--- Dataset entries ---

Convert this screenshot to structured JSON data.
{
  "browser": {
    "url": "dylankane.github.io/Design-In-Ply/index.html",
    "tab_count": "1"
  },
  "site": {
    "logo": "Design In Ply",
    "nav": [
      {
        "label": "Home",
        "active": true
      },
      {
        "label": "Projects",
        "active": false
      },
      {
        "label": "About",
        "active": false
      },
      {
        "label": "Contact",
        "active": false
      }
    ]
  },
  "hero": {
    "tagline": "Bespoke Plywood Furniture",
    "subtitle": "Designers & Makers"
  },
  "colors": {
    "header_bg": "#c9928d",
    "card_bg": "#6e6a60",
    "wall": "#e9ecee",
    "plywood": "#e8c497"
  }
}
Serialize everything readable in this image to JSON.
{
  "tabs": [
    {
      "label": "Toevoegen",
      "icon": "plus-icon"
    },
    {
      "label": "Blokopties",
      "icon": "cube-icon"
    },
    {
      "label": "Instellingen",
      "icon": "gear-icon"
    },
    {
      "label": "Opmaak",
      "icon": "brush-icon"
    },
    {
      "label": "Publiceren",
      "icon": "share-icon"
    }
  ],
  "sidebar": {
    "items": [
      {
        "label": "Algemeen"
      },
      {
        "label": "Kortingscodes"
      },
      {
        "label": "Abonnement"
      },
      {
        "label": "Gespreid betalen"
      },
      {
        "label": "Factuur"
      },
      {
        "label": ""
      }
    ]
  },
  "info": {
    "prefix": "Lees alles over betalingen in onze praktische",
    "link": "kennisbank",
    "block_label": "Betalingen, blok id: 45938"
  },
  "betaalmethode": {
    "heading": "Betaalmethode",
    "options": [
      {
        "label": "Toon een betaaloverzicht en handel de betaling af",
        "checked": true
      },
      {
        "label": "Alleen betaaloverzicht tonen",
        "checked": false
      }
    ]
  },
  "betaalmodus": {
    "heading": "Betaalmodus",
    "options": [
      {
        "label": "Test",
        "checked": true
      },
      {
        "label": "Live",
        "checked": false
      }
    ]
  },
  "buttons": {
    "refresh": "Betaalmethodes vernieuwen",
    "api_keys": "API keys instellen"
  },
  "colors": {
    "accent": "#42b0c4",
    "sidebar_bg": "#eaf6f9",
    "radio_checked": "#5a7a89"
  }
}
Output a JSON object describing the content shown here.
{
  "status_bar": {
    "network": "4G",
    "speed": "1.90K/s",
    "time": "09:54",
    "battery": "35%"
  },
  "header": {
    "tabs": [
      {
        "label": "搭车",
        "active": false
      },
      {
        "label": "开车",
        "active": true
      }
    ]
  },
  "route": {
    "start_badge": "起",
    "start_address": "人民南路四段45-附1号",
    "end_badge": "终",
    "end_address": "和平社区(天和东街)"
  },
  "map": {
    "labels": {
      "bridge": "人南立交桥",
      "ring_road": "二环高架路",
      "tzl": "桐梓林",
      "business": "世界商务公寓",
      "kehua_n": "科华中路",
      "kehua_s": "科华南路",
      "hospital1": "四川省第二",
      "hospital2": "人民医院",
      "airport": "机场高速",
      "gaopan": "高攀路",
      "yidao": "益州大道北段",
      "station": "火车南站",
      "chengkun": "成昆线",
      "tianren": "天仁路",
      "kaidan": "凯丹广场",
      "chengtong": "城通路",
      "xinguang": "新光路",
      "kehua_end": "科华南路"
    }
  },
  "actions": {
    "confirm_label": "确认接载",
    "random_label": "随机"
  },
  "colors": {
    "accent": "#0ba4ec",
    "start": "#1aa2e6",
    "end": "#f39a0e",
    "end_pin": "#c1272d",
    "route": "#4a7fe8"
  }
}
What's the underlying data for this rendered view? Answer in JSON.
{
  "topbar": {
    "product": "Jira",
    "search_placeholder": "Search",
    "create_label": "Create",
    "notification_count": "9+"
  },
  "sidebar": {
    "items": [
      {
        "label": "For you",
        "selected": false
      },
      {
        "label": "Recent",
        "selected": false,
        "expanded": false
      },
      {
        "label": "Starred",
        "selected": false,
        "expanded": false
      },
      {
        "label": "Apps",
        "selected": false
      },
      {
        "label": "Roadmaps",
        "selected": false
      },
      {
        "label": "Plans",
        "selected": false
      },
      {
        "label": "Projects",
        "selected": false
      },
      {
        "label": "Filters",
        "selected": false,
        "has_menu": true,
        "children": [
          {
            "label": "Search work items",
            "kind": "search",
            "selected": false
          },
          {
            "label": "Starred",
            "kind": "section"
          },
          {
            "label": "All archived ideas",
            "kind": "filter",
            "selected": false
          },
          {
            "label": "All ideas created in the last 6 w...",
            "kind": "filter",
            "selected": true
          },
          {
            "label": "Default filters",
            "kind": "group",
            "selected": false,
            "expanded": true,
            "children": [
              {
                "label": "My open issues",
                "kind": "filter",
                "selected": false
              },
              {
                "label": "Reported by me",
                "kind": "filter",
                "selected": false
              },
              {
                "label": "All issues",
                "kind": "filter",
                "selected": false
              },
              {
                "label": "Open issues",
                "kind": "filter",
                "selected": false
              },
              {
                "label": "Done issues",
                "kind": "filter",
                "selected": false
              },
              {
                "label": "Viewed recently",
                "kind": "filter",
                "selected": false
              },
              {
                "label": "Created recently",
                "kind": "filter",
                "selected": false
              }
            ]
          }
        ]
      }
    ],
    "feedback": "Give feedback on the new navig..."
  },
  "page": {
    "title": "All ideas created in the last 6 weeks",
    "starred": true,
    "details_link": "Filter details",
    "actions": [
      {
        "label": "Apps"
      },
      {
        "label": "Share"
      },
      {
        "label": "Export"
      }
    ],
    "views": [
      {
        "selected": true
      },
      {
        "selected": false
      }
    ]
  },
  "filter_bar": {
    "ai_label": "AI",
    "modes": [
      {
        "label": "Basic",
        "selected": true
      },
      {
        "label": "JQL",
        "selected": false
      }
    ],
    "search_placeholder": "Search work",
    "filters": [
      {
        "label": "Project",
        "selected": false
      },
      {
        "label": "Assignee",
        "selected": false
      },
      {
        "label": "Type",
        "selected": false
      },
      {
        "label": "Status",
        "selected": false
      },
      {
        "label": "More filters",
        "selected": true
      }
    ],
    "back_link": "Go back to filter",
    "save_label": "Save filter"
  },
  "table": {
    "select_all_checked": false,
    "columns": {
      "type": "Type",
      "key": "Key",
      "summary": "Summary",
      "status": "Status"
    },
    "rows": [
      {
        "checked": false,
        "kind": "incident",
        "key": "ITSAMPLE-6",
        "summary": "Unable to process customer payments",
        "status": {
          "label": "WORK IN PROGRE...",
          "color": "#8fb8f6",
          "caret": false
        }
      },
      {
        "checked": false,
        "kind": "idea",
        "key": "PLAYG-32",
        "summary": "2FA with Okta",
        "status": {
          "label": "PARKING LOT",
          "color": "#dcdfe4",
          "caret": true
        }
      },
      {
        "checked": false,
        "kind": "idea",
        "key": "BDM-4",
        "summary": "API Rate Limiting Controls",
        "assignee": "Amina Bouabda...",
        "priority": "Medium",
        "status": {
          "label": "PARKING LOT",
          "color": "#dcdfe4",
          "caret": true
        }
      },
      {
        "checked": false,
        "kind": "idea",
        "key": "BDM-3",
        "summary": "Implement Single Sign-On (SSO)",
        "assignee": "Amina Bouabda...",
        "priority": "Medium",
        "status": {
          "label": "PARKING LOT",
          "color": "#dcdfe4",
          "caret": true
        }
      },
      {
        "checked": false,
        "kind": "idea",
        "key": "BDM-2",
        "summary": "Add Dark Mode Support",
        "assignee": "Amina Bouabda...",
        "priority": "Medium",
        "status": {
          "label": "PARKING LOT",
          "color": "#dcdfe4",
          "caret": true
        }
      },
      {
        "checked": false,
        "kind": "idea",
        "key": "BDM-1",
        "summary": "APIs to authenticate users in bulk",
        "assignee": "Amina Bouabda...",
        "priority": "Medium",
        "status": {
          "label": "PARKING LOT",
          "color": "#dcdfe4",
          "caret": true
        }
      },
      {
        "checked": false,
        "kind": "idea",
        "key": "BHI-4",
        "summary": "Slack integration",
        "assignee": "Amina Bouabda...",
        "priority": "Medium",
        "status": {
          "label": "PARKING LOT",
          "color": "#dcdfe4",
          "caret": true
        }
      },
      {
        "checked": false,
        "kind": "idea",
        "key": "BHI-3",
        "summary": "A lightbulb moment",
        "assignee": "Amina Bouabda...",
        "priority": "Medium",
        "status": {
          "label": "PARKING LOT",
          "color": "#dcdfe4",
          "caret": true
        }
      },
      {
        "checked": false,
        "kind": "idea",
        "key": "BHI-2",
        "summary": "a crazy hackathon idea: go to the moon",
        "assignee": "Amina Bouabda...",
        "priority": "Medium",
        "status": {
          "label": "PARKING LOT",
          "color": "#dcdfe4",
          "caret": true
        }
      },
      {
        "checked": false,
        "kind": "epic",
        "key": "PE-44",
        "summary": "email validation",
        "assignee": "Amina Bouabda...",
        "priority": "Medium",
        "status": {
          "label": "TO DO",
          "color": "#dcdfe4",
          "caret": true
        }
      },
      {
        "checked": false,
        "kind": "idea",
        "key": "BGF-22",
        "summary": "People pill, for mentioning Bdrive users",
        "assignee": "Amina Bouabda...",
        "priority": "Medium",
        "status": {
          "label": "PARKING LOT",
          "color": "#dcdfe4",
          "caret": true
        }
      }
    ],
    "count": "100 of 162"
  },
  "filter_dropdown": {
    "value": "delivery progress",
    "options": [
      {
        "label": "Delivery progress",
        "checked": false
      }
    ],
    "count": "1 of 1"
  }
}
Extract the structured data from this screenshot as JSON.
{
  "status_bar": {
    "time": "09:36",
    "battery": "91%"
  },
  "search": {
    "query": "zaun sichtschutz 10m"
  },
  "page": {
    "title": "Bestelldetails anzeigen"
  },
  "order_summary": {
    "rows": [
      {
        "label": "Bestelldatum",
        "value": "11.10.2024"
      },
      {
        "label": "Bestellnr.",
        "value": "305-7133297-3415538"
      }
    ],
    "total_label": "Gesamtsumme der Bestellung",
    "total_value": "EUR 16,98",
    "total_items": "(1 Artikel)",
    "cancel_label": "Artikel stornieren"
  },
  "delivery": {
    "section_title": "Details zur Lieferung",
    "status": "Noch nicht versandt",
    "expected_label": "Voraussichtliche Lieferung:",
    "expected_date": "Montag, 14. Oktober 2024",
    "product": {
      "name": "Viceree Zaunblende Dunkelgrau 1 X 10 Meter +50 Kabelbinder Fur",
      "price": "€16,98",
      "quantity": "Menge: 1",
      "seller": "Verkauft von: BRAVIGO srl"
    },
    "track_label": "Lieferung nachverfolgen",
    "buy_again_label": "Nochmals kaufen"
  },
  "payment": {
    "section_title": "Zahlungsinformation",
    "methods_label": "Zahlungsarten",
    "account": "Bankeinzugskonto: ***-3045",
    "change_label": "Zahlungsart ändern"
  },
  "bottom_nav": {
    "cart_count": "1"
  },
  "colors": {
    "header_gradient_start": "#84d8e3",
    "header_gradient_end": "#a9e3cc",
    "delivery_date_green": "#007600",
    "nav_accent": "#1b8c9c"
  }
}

---

▸ **Your objective**: Find all the lines containing "Artikel" in the material, then copy them.

▸ **Expected answer**:
    "total_items": "(1 Artikel)",
    "cancel_label": "Artikel stornieren"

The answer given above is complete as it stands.